## What needs to be done
Look through the lines below and extract any with the word "quantum".

## Stored records
——
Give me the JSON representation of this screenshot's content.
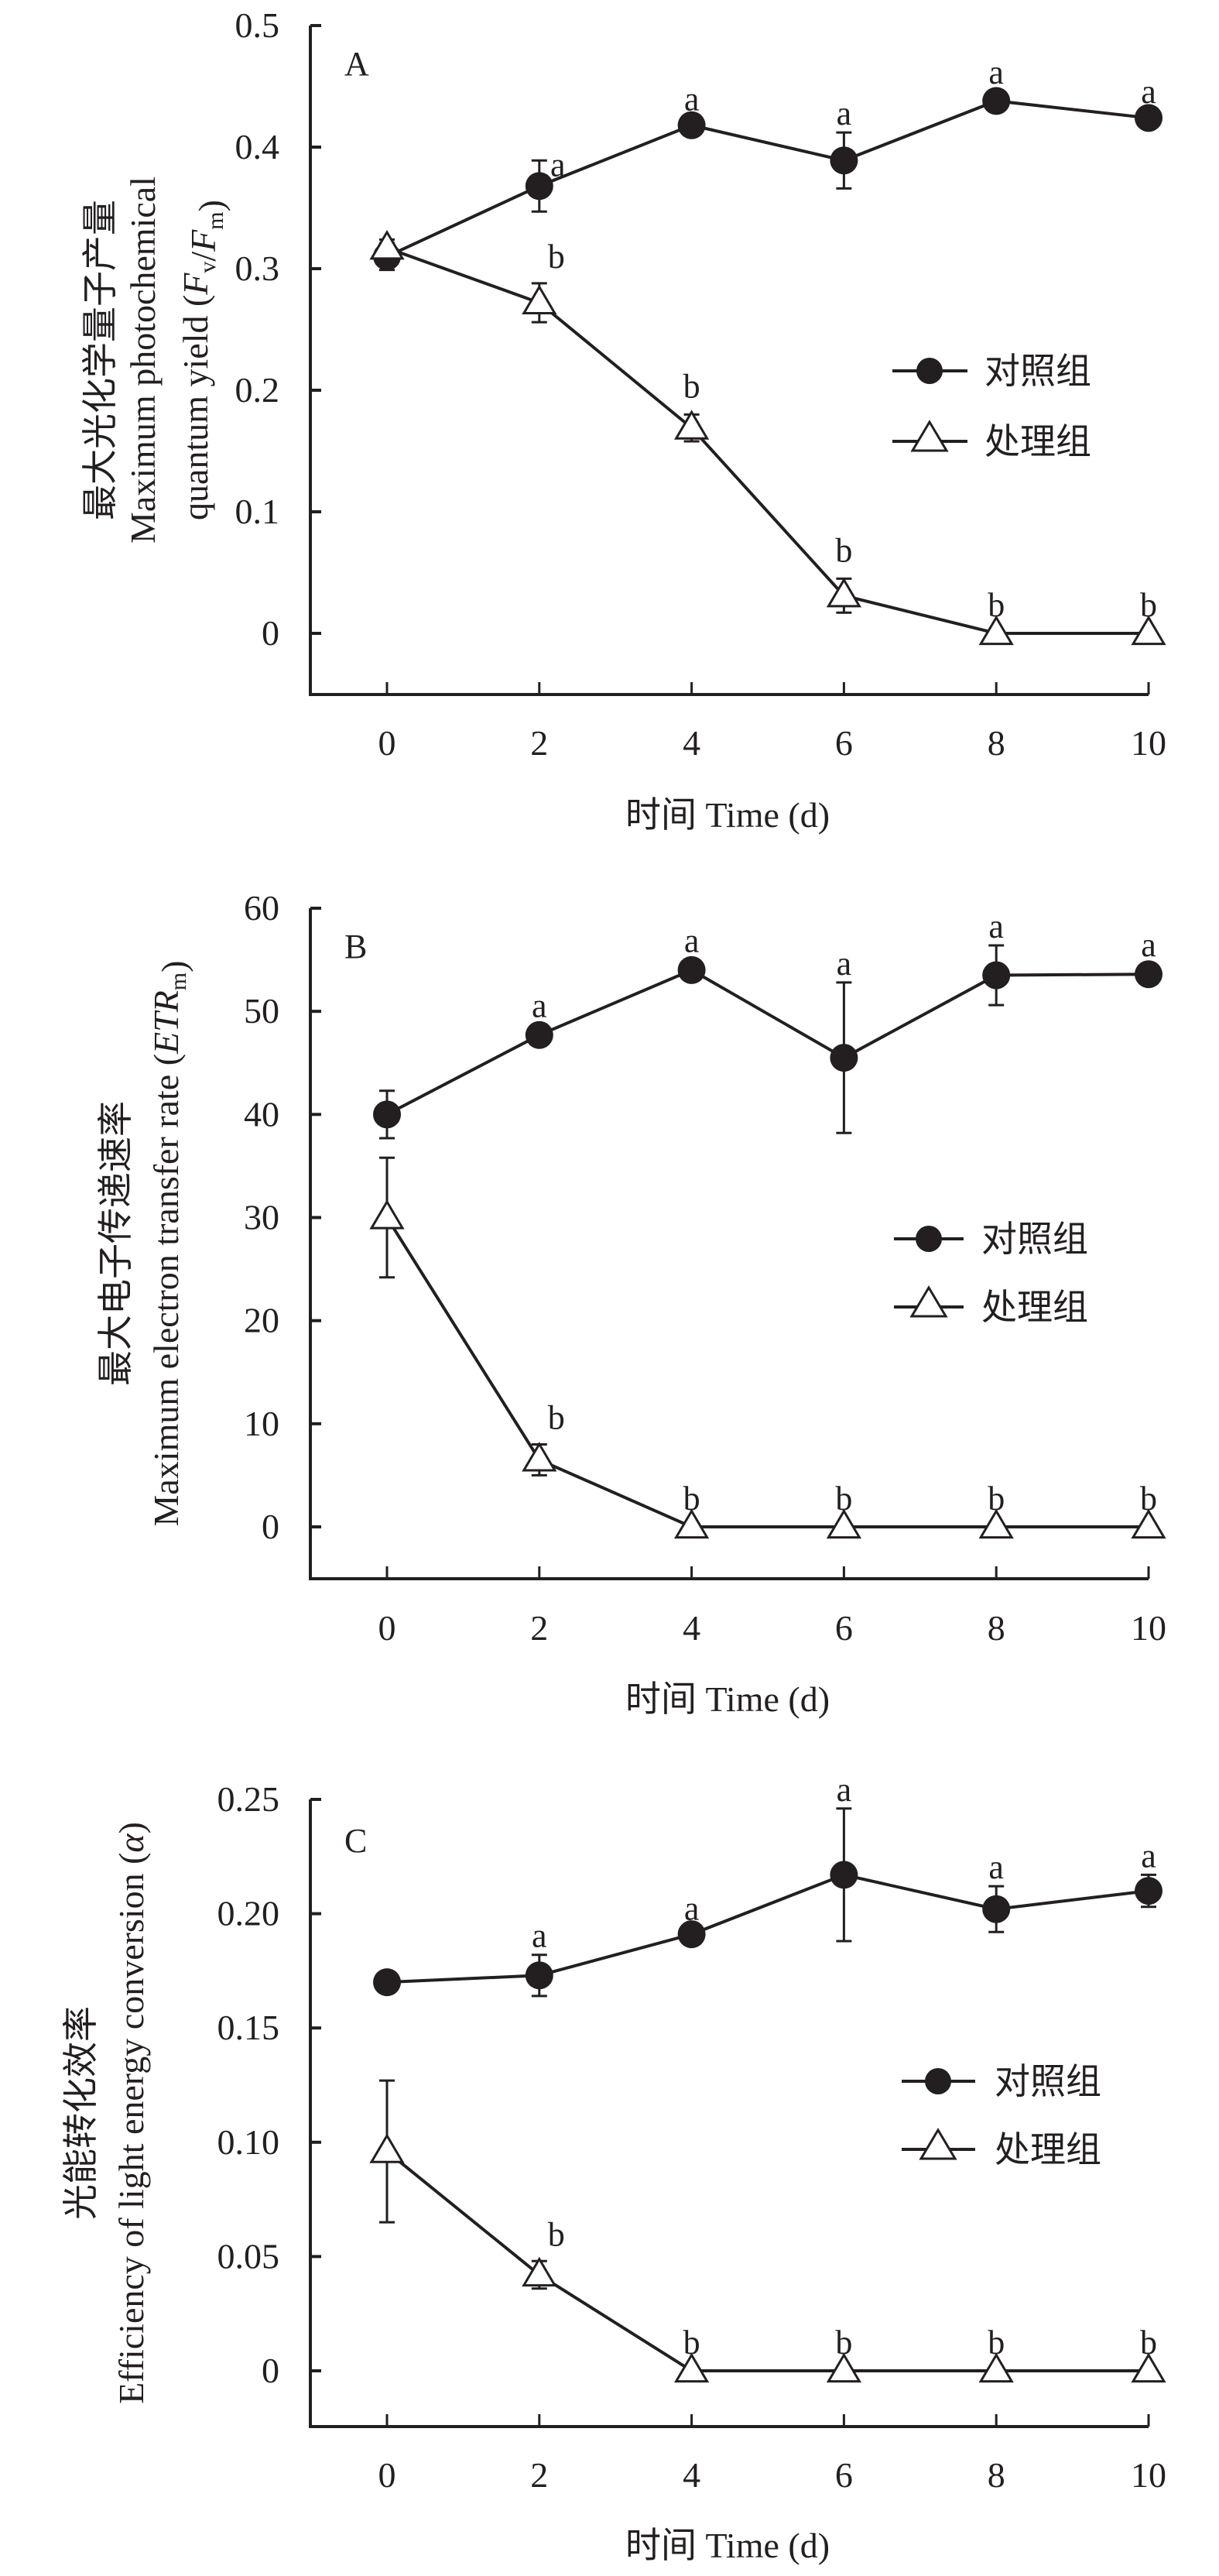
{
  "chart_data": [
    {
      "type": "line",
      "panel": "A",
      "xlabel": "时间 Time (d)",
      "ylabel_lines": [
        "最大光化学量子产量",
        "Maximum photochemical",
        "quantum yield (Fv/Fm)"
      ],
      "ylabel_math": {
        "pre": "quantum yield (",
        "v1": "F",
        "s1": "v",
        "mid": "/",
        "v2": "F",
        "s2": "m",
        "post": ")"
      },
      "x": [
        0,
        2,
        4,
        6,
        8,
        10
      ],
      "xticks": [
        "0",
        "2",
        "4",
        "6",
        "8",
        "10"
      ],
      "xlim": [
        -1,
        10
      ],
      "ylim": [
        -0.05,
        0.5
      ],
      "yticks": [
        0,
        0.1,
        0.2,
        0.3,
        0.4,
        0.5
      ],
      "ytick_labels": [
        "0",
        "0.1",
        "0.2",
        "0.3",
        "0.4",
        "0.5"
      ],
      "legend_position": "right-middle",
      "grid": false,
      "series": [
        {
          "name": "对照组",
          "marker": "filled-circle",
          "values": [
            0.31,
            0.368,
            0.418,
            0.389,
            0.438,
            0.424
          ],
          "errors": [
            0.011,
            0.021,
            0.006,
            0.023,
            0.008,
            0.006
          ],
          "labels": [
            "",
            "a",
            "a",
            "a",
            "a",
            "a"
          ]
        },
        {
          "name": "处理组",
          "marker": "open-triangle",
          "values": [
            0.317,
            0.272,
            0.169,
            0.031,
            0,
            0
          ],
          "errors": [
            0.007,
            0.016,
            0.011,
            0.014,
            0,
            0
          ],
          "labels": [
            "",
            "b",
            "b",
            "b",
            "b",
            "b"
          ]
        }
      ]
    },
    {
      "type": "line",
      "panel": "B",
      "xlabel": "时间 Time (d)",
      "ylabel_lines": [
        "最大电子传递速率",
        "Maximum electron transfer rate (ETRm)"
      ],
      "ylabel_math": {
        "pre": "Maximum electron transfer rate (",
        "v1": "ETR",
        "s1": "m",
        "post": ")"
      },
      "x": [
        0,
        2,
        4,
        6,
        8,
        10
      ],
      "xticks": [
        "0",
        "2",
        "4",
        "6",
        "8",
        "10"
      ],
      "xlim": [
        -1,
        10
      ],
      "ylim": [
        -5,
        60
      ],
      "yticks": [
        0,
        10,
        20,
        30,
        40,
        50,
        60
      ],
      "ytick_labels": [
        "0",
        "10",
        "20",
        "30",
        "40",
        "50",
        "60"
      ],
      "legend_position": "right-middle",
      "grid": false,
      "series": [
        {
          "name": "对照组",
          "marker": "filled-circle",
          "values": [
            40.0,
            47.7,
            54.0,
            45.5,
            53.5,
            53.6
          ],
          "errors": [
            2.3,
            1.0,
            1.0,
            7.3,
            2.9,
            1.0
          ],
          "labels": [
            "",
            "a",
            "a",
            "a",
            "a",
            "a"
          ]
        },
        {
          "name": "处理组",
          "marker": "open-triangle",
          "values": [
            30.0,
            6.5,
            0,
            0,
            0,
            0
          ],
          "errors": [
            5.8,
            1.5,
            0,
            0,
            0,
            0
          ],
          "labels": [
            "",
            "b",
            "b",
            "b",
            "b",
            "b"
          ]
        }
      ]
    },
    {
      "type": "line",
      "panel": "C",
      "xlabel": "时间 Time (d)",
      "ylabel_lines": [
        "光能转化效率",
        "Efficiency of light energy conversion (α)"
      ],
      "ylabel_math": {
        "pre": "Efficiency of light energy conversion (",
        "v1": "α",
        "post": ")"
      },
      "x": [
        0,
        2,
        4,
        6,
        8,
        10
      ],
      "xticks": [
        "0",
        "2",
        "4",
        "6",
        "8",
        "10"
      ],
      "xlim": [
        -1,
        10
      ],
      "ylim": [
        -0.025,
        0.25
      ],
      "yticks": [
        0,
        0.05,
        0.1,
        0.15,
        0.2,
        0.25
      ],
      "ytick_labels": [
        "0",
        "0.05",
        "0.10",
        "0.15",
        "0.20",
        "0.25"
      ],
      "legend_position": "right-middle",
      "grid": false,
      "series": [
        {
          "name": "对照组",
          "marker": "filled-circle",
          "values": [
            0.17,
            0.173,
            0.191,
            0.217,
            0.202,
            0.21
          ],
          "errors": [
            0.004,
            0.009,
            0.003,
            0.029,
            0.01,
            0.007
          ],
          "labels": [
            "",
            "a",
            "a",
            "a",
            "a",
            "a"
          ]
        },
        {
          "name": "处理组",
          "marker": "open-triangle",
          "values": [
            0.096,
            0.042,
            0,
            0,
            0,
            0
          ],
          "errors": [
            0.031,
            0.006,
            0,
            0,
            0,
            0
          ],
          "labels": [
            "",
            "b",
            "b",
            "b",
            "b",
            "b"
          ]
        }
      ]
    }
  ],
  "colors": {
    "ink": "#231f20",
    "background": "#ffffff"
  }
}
——
## Expected answer
        "quantum yield (Fv/Fm)"
        "pre": "quantum yield (",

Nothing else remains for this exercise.